Exercise description: Comb through the entries for "title" and pull out each line that holds it.
─── Source data
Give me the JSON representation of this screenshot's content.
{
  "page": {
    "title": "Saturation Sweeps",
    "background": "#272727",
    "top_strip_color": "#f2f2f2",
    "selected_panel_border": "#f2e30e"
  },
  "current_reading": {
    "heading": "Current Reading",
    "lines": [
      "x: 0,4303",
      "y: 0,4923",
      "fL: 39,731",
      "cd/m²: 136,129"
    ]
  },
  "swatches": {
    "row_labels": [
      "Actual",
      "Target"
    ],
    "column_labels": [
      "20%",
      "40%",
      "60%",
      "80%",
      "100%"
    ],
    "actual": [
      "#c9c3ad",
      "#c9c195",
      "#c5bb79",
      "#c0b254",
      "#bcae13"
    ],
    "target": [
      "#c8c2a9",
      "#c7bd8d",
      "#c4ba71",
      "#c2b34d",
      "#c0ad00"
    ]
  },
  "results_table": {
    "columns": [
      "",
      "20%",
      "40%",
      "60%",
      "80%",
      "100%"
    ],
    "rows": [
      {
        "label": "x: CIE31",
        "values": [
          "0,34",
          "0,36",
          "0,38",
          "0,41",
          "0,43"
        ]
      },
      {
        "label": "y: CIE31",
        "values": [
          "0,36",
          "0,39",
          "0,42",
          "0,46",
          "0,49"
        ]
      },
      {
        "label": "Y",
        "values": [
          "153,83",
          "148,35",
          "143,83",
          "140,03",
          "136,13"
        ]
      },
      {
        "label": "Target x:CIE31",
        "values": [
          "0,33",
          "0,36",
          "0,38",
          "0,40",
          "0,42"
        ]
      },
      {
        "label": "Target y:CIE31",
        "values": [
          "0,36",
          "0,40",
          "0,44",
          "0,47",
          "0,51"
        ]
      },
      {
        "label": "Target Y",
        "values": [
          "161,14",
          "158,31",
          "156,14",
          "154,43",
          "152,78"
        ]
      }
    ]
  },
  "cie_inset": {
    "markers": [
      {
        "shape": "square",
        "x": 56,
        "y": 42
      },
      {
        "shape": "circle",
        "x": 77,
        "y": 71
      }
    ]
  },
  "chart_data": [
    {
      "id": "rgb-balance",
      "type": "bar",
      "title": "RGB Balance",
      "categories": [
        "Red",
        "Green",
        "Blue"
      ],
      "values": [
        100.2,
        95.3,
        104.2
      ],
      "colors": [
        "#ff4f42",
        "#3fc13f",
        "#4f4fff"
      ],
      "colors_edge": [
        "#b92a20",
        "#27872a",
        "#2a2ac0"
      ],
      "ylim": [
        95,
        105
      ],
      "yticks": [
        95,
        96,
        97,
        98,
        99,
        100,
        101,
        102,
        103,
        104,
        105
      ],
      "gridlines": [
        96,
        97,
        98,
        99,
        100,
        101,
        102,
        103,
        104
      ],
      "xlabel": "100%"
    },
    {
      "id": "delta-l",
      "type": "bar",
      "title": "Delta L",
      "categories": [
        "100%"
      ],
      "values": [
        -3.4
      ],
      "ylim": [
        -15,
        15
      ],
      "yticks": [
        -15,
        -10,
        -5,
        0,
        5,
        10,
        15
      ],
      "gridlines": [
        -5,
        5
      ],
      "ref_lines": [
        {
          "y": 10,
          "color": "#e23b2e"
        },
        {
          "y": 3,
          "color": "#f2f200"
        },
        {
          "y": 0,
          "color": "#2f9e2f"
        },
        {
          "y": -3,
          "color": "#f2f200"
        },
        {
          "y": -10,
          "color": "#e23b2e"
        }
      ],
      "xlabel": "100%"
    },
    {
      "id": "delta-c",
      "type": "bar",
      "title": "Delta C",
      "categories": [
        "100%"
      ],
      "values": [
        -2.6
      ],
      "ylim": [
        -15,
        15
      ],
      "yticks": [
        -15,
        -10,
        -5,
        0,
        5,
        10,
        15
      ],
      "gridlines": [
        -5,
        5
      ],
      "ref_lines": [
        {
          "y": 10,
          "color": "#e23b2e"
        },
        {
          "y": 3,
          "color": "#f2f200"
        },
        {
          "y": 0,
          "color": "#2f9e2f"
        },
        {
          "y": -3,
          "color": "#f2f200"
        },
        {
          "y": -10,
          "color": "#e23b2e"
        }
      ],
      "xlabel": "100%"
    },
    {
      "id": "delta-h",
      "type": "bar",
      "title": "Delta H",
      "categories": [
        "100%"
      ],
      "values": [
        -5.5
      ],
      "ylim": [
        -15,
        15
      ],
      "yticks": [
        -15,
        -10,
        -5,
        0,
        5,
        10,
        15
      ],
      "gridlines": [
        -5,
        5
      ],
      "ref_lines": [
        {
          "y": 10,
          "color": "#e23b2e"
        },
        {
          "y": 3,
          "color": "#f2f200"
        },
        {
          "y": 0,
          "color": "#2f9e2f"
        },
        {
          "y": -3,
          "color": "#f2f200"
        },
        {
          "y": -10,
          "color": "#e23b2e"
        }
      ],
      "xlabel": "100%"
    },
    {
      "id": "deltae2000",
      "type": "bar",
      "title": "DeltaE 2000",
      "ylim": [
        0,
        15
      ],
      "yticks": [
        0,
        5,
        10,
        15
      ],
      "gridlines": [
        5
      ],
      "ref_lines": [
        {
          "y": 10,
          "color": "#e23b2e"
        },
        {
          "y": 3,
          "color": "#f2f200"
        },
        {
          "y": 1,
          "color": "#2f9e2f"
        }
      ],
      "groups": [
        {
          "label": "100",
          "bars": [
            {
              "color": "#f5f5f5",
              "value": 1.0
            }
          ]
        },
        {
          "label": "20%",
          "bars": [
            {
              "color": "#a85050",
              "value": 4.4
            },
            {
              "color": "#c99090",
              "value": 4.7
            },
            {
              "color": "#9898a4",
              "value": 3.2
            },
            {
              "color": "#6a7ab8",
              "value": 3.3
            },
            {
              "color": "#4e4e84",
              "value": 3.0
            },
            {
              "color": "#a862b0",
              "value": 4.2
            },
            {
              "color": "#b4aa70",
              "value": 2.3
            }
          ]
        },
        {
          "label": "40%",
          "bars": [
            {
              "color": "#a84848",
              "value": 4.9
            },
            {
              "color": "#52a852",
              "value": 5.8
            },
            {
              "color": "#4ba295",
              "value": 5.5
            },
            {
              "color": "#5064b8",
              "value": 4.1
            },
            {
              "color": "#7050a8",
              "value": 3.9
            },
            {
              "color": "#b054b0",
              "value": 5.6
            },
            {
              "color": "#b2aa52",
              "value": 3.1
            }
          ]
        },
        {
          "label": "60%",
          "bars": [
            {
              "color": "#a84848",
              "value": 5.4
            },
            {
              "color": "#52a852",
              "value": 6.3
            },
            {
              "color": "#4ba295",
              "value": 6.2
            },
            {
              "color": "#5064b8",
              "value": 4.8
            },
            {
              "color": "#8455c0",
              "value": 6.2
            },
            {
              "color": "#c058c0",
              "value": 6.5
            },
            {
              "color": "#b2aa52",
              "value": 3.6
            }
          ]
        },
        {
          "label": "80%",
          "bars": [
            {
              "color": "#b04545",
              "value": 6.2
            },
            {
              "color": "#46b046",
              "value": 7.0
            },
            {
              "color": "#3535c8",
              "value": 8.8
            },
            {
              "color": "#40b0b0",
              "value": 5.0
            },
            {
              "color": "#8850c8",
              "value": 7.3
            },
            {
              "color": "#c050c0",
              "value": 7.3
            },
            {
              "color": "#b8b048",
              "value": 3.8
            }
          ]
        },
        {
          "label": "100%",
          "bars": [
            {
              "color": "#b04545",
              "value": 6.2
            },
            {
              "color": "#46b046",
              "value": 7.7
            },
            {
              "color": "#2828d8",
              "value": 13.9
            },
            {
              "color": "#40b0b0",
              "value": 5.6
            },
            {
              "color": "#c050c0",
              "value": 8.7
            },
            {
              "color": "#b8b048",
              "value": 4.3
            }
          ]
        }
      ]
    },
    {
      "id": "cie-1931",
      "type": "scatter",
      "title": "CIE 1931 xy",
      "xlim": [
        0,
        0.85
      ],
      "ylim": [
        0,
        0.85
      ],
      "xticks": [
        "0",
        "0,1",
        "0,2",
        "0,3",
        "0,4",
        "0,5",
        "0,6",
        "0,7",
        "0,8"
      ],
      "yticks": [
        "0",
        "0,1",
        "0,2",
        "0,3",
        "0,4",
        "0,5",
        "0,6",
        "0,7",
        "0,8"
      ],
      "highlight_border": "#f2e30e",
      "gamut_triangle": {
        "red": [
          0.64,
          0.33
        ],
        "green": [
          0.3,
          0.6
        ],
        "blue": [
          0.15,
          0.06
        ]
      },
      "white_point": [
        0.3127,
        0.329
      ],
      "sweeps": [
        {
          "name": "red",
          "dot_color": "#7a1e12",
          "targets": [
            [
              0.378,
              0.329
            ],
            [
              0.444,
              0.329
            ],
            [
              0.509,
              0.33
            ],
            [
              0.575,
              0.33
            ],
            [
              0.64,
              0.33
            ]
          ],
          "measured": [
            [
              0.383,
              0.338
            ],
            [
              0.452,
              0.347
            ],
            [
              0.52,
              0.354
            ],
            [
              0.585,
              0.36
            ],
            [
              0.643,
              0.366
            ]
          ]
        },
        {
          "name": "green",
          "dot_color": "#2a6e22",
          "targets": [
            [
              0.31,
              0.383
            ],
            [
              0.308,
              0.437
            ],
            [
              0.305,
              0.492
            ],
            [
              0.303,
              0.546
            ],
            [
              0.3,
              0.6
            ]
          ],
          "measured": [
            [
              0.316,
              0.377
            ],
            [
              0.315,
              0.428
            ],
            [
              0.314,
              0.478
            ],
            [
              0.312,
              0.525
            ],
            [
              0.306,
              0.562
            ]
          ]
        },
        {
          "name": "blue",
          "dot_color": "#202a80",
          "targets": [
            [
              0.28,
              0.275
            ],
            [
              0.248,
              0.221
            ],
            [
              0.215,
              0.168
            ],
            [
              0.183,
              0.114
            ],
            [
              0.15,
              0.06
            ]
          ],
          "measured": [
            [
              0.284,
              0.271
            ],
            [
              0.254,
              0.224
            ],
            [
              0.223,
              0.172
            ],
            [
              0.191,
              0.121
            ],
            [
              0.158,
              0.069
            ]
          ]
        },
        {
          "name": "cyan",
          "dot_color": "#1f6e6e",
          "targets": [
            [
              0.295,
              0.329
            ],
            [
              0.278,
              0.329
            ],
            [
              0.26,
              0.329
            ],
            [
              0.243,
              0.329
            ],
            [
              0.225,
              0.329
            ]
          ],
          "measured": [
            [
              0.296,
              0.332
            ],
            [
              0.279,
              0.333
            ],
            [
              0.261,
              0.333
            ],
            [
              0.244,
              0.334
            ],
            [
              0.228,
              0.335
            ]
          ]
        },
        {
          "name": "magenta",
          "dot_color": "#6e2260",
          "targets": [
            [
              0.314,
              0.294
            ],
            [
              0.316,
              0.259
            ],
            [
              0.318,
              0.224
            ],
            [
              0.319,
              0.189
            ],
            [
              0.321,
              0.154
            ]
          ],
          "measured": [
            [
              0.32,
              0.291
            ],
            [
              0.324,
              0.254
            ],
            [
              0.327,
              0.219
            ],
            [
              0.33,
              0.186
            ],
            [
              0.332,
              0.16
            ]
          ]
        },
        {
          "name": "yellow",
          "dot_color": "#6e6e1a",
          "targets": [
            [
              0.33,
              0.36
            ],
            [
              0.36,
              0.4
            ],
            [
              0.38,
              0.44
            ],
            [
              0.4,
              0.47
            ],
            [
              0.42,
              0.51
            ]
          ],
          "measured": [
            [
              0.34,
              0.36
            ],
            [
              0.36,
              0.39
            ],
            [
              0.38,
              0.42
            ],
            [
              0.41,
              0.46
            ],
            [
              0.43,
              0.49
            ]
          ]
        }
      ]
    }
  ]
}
──────
Task solution:
    "title": "Saturation Sweeps",
      "title": "RGB Balance",
      "title": "Delta L",
      "title": "Delta C",
      "title": "Delta H",
      "title": "DeltaE 2000",
      "title": "CIE 1931 xy",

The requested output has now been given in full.